[Data records]

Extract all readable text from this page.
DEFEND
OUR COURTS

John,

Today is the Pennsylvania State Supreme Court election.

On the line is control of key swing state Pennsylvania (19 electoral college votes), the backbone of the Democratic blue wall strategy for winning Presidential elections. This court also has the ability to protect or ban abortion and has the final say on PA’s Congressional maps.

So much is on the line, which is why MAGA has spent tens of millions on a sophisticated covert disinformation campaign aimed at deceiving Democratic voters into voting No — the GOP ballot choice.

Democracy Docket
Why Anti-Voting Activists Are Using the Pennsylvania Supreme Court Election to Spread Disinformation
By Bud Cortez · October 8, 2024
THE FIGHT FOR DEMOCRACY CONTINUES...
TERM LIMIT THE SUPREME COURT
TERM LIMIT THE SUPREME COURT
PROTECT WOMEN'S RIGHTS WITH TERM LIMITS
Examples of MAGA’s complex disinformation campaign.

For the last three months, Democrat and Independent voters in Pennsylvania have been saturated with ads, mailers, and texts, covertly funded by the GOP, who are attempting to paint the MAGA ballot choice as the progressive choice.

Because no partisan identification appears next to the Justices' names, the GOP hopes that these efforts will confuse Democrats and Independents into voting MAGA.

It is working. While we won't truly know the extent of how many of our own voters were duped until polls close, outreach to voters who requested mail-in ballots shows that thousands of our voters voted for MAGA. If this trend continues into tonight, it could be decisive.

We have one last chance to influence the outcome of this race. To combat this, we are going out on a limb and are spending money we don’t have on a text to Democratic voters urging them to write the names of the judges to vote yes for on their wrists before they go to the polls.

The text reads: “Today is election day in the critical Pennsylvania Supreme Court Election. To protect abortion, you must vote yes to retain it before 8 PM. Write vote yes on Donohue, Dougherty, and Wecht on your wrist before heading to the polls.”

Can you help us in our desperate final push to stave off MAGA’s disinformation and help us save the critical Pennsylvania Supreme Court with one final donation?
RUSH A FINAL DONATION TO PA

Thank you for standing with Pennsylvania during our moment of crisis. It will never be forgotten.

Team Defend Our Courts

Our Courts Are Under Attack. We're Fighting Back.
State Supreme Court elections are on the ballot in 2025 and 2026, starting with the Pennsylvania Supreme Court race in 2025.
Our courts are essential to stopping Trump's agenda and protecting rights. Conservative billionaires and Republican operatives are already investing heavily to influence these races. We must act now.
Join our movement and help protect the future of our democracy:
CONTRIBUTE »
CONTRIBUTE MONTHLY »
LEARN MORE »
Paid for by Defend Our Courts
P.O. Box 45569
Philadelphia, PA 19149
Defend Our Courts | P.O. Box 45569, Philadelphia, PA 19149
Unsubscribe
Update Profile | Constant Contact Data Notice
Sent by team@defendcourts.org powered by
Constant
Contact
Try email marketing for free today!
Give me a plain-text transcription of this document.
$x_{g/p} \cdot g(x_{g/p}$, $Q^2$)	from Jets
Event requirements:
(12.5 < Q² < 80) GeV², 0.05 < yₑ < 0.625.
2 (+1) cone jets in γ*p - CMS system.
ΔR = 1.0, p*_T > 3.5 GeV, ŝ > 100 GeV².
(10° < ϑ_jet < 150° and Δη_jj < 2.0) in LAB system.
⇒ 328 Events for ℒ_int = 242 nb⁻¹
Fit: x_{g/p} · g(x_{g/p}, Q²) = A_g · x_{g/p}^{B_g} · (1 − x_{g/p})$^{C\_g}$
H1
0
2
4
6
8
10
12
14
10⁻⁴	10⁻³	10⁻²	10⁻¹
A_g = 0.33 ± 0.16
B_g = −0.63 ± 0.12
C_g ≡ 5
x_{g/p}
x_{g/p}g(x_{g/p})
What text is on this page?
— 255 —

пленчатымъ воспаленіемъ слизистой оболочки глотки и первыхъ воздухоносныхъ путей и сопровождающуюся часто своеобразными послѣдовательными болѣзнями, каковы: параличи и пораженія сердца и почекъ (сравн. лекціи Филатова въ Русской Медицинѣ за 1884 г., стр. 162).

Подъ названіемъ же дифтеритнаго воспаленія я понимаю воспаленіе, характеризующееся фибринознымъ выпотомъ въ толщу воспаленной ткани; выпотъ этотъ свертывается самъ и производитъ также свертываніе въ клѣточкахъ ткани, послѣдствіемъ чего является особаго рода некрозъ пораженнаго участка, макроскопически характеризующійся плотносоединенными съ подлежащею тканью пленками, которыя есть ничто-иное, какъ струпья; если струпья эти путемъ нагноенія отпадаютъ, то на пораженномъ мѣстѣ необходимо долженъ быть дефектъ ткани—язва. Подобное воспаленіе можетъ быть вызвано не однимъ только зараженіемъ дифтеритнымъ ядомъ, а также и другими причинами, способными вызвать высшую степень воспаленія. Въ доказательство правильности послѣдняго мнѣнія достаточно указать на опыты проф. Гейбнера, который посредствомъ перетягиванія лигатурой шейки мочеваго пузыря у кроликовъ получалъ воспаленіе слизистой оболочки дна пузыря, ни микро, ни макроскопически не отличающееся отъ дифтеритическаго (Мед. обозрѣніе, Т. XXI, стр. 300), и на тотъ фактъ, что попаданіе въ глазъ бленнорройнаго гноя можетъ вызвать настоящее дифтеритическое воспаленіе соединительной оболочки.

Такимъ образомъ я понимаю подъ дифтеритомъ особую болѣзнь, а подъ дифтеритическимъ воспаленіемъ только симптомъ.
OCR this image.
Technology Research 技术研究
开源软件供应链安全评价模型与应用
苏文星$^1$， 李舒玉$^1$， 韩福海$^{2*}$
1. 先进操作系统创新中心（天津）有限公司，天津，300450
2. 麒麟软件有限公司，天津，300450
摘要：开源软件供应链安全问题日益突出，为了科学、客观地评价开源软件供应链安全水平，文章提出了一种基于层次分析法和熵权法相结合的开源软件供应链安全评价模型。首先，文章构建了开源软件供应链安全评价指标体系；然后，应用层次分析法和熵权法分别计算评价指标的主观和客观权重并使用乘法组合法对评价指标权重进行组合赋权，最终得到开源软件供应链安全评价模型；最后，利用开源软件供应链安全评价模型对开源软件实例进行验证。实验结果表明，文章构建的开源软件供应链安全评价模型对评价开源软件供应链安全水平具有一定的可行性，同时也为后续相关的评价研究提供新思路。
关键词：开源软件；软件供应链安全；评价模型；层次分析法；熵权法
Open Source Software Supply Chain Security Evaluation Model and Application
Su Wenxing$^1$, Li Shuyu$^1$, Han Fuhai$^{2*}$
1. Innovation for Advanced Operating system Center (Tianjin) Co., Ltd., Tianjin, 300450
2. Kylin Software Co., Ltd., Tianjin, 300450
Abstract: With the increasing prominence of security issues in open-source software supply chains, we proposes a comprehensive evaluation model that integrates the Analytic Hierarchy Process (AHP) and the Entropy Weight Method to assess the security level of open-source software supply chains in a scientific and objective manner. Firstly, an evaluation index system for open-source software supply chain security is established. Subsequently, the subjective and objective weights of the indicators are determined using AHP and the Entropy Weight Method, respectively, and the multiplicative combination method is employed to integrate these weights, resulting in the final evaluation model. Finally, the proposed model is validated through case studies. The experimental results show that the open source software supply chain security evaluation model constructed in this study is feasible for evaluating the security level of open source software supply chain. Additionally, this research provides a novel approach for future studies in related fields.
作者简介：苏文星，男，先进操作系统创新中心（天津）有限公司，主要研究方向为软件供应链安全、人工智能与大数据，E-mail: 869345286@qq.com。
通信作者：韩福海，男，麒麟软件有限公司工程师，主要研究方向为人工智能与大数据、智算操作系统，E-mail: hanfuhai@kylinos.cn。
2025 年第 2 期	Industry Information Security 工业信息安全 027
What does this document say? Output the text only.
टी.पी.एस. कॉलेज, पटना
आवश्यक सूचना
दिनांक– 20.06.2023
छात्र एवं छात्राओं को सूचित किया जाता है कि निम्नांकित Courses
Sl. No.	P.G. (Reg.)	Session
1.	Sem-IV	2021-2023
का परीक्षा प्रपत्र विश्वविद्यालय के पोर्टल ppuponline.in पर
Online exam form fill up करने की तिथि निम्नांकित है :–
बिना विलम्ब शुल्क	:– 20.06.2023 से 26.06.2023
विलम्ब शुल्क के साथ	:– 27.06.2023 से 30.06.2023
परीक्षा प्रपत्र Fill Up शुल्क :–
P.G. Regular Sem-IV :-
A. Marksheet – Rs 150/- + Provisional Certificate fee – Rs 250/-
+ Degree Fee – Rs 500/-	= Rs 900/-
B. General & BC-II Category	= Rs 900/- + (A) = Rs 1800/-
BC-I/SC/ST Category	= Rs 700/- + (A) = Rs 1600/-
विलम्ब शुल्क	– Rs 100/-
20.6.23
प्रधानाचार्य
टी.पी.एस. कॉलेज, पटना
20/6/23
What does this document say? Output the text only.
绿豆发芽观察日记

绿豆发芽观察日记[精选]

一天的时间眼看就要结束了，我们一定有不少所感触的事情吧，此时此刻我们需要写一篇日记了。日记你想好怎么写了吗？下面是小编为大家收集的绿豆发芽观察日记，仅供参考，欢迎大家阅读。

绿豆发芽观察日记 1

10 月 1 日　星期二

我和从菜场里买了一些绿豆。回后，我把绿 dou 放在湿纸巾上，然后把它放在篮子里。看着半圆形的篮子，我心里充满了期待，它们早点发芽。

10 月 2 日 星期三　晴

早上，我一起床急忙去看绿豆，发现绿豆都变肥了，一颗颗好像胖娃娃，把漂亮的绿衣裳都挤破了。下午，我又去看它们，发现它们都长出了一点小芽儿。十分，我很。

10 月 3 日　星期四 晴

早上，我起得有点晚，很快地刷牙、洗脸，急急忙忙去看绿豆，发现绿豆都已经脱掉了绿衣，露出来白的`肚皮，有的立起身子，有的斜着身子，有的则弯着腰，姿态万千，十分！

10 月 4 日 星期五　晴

> _Given task_: Extract all lines containing the word "Category".

> _Response to this task_:
B. General & BC-II Category	= Rs 900/- + (A) = Rs 1800/-
BC-I/SC/ST Category	= Rs 700/- + (A) = Rs 1600/-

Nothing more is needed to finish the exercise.